## Goal
Collect every line in the records below that contains the word "name".

■ ■ ■

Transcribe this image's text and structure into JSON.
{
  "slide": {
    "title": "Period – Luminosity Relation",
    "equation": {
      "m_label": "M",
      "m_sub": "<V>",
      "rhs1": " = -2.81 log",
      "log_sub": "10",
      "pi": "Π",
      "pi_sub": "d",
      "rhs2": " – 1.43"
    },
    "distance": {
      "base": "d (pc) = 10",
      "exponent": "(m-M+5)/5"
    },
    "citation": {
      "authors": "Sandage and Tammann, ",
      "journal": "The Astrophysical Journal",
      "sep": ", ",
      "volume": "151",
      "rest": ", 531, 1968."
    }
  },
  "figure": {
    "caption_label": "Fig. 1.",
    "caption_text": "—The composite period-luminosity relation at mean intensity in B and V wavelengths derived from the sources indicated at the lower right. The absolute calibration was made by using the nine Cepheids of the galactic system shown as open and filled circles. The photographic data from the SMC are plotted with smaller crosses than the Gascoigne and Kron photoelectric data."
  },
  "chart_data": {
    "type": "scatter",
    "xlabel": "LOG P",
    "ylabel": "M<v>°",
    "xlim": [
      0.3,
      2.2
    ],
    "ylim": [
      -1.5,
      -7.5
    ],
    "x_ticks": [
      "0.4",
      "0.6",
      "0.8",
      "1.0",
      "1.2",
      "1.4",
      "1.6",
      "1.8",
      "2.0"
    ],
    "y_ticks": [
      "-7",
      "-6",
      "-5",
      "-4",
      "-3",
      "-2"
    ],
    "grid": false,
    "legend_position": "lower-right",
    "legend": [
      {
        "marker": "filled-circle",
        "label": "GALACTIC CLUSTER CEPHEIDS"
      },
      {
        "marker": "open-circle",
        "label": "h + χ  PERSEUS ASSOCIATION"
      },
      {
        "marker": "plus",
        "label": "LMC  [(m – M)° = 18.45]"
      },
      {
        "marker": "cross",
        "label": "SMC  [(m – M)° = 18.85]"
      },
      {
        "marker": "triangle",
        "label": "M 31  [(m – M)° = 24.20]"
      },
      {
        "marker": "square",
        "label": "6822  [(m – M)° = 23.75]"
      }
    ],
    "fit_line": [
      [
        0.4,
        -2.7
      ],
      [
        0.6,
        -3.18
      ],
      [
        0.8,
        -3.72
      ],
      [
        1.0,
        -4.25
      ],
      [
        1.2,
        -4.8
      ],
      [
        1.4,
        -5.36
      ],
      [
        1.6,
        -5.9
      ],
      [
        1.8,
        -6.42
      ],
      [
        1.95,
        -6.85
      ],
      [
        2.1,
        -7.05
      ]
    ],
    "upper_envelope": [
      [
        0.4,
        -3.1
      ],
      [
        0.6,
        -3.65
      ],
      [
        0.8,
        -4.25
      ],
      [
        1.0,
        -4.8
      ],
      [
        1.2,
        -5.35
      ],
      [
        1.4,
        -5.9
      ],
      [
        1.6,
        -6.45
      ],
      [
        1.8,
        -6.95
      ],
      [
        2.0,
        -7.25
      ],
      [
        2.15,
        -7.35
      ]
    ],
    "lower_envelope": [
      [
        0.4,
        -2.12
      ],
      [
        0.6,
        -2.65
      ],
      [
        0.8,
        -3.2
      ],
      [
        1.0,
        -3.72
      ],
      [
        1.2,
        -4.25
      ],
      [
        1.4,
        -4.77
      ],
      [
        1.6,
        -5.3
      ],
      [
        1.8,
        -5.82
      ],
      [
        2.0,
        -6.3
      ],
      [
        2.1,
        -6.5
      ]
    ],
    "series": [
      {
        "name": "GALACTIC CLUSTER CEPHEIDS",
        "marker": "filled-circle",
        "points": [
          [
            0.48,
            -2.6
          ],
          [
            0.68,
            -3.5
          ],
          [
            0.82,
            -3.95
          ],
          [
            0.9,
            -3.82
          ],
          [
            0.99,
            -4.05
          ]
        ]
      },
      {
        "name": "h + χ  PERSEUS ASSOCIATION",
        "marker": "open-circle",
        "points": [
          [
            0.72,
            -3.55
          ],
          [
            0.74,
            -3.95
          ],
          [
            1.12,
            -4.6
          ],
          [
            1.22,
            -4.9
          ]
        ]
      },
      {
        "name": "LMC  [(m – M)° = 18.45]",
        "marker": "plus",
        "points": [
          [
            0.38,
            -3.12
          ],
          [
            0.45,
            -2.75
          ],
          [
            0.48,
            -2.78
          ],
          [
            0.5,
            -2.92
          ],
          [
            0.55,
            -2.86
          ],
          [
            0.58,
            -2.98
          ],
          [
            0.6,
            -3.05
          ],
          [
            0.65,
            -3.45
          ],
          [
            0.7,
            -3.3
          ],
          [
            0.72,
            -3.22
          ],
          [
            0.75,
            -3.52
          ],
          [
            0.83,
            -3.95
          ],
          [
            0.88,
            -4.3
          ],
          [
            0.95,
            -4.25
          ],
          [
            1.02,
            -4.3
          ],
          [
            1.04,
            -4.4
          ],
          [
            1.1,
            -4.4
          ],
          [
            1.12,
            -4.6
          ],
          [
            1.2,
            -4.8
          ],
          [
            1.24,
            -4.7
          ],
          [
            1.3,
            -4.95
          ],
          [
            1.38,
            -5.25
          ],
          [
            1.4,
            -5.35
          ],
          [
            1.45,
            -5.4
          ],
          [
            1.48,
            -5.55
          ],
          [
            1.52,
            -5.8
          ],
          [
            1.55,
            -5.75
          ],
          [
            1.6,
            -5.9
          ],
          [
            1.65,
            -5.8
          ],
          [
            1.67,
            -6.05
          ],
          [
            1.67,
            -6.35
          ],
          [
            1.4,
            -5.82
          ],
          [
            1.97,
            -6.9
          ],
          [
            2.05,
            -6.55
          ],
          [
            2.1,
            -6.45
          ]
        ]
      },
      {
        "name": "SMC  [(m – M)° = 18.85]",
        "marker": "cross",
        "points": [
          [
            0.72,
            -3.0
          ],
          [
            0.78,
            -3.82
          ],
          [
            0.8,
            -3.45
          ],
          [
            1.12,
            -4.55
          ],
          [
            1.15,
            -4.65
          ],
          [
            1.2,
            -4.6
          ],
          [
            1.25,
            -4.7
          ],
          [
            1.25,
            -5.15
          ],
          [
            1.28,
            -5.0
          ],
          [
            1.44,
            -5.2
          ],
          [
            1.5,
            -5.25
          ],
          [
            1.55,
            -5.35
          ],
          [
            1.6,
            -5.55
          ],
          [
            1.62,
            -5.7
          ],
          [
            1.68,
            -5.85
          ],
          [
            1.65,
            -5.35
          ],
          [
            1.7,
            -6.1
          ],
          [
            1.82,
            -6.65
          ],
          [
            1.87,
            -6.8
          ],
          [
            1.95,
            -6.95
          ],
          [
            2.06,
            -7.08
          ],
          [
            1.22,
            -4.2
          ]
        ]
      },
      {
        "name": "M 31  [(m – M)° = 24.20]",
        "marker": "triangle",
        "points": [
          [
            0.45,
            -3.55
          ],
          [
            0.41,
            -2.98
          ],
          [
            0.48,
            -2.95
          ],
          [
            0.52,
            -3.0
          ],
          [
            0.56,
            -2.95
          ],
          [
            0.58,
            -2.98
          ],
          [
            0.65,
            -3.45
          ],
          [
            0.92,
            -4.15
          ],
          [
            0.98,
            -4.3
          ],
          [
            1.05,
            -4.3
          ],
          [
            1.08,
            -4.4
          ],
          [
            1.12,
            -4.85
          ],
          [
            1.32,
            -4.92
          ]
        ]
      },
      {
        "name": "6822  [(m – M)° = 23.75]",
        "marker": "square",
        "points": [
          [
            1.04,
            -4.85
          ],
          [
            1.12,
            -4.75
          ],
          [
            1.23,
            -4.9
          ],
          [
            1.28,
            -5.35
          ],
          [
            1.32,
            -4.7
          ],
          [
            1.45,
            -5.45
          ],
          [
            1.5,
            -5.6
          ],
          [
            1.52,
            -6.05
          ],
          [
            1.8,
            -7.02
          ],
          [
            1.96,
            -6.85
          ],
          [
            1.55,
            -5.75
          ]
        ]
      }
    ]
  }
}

■ ■ ■

## Full response
        "name": "GALACTIC CLUSTER CEPHEIDS",
        "name": "h + χ  PERSEUS ASSOCIATION",
        "name": "LMC  [(m – M)° = 18.45]",
        "name": "SMC  [(m – M)° = 18.85]",
        "name": "M 31  [(m – M)° = 24.20]",
        "name": "6822  [(m – M)° = 23.75]",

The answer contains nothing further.